Collected data entries:
+++++

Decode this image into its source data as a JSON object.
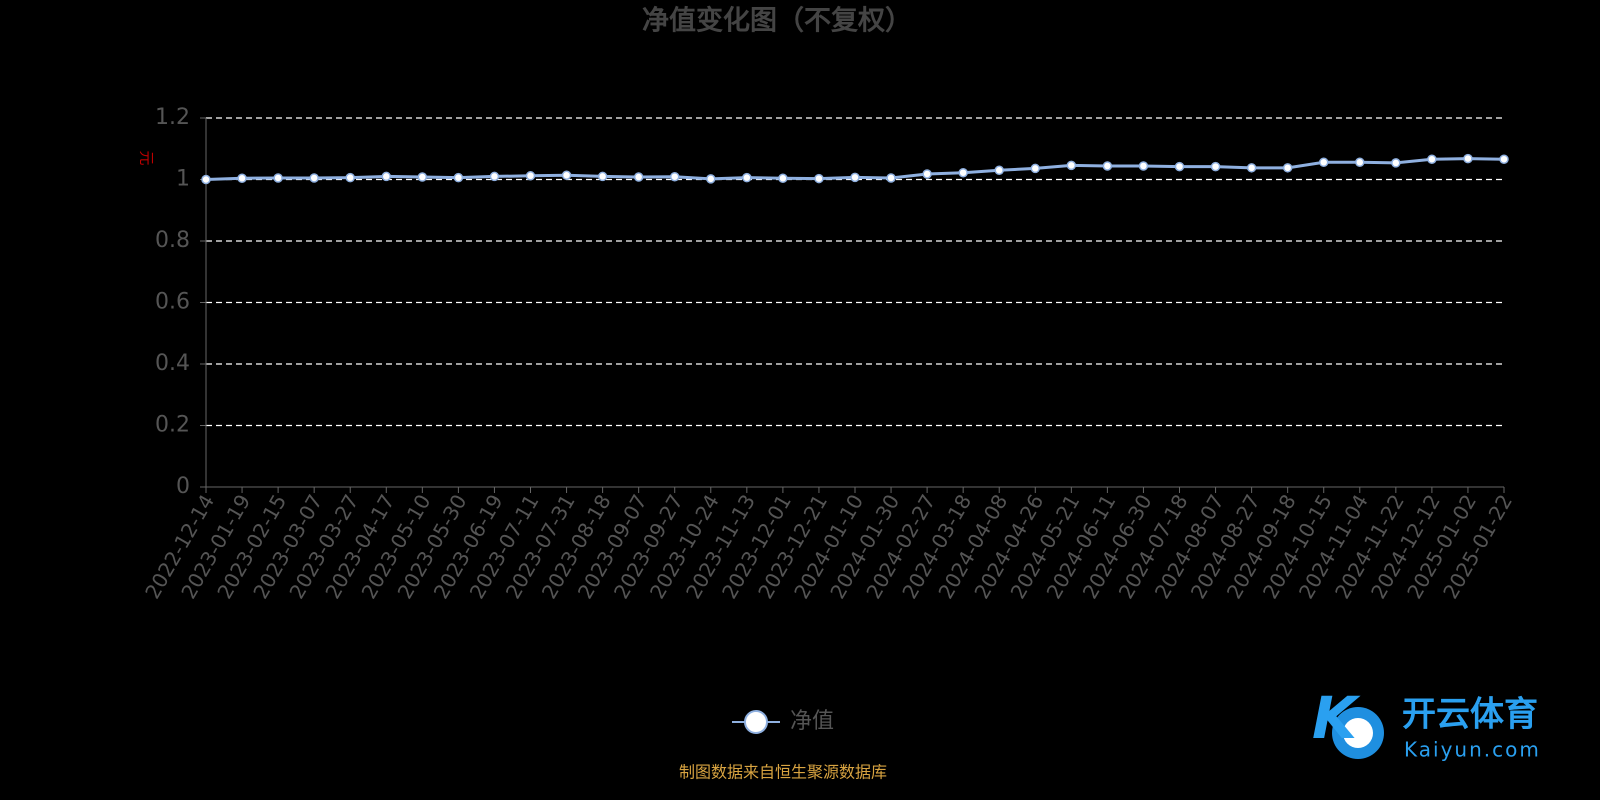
{
  "chart_data": {
    "type": "line",
    "title": "净值变化图（不复权）",
    "y_label": "元",
    "categories": [
      "2022-12-14",
      "2023-01-19",
      "2023-02-15",
      "2023-03-07",
      "2023-03-27",
      "2023-04-17",
      "2023-05-10",
      "2023-05-30",
      "2023-06-19",
      "2023-07-11",
      "2023-07-31",
      "2023-08-18",
      "2023-09-07",
      "2023-09-27",
      "2023-10-24",
      "2023-11-13",
      "2023-12-01",
      "2023-12-21",
      "2024-01-10",
      "2024-01-30",
      "2024-02-27",
      "2024-03-18",
      "2024-04-08",
      "2024-04-26",
      "2024-05-21",
      "2024-06-11",
      "2024-06-30",
      "2024-07-18",
      "2024-08-07",
      "2024-08-27",
      "2024-09-18",
      "2024-10-15",
      "2024-11-04",
      "2024-11-22",
      "2024-12-12",
      "2025-01-02",
      "2025-01-22"
    ],
    "series": [
      {
        "name": "净值",
        "color": "#8fb0e0",
        "values": [
          1.0,
          1.004,
          1.005,
          1.005,
          1.006,
          1.01,
          1.008,
          1.006,
          1.01,
          1.012,
          1.014,
          1.01,
          1.008,
          1.009,
          1.002,
          1.006,
          1.004,
          1.003,
          1.007,
          1.005,
          1.018,
          1.022,
          1.03,
          1.036,
          1.046,
          1.044,
          1.044,
          1.042,
          1.042,
          1.038,
          1.038,
          1.056,
          1.056,
          1.054,
          1.066,
          1.068,
          1.066
        ]
      }
    ],
    "ylim": [
      0,
      1.2
    ],
    "yticks": [
      0,
      0.2,
      0.4,
      0.6,
      0.8,
      1,
      1.2
    ],
    "grid": true,
    "source": "制图数据来自恒生聚源数据库"
  },
  "watermark": {
    "brand": "开云体育",
    "site": "Kaiyun.com"
  }
}
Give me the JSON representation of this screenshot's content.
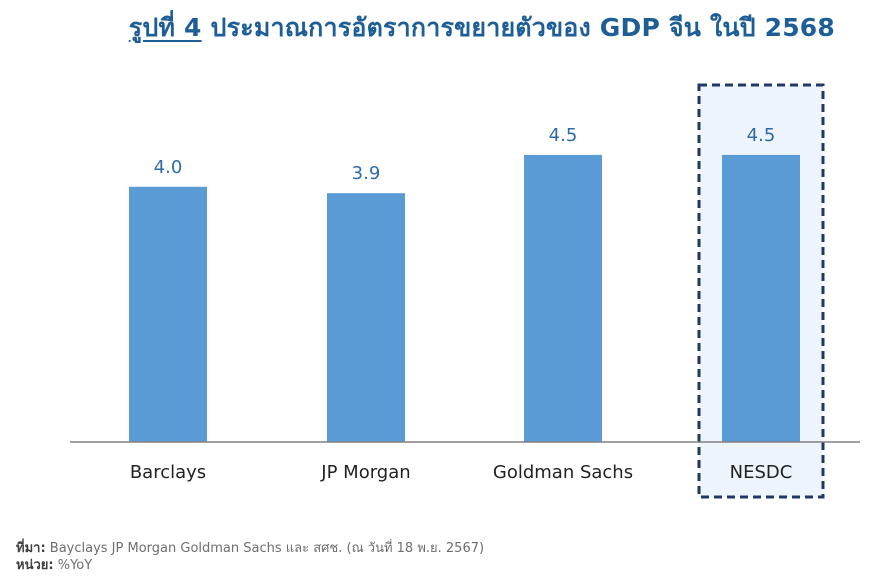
{
  "title": {
    "figure_no": "รูปที่ 4",
    "text": "ประมาณการอัตราการขยายตัวของ GDP จีน ในปี 2568"
  },
  "footer": {
    "source_label": "ที่มา:",
    "source_text": "Bayclays JP Morgan Goldman Sachs  และ สศช. (ณ วันที่ 18 พ.ย. 2567)",
    "unit_label": "หน่วย:",
    "unit_text": "%YoY"
  },
  "colors": {
    "bar": "#5b9bd5",
    "value_label": "#2e6ca4",
    "highlight_border": "#1f3864",
    "highlight_fill": "#eef4fb",
    "axis": "#808080",
    "title": "#1e5e96"
  },
  "chart_data": {
    "type": "bar",
    "title": "ประมาณการอัตราการขยายตัวของ GDP จีน ในปี 2568",
    "xlabel": "",
    "ylabel": "",
    "categories": [
      "Barclays",
      "JP Morgan",
      "Goldman Sachs",
      "NESDC"
    ],
    "values": [
      4.0,
      3.9,
      4.5,
      4.5
    ],
    "value_labels": [
      "4.0",
      "3.9",
      "4.5",
      "4.5"
    ],
    "highlighted_category": "NESDC",
    "ylim": [
      0,
      5.5
    ],
    "grid": false,
    "legend": "none"
  }
}
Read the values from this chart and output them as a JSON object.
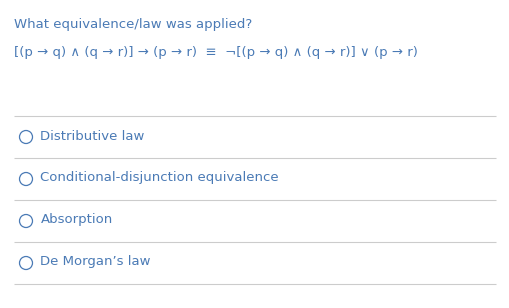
{
  "title": "What equivalence/law was applied?",
  "formula": "[(p → q) ∧ (q → r)] → (p → r)  ≡  ¬[(p → q) ∧ (q → r)] ∨ (p → r)",
  "options": [
    "Distributive law",
    "Conditional-disjunction equivalence",
    "Absorption",
    "De Morgan’s law"
  ],
  "text_color": "#4a7ab5",
  "bg_color": "#ffffff",
  "line_color": "#cccccc",
  "title_fontsize": 9.5,
  "formula_fontsize": 9.5,
  "option_fontsize": 9.5
}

+++++

**Work to do:**
Beginning at the line with "Read the values", reproduce each line exactly through the last line of the records above, with pictures left out.

**Solution to the problem:**
Read the values from this chart and output them as a JSON object.
{
  "title": "What equivalence/law was applied?",
  "formula": "[(p → q) ∧ (q → r)] → (p → r)  ≡  ¬[(p → q) ∧ (q → r)] ∨ (p → r)",
  "options": [
    "Distributive law",
    "Conditional-disjunction equivalence",
    "Absorption",
    "De Morgan’s law"
  ],
  "text_color": "#4a7ab5",
  "bg_color": "#ffffff",
  "line_color": "#cccccc",
  "title_fontsize": 9.5,
  "formula_fontsize": 9.5,
  "option_fontsize": 9.5
}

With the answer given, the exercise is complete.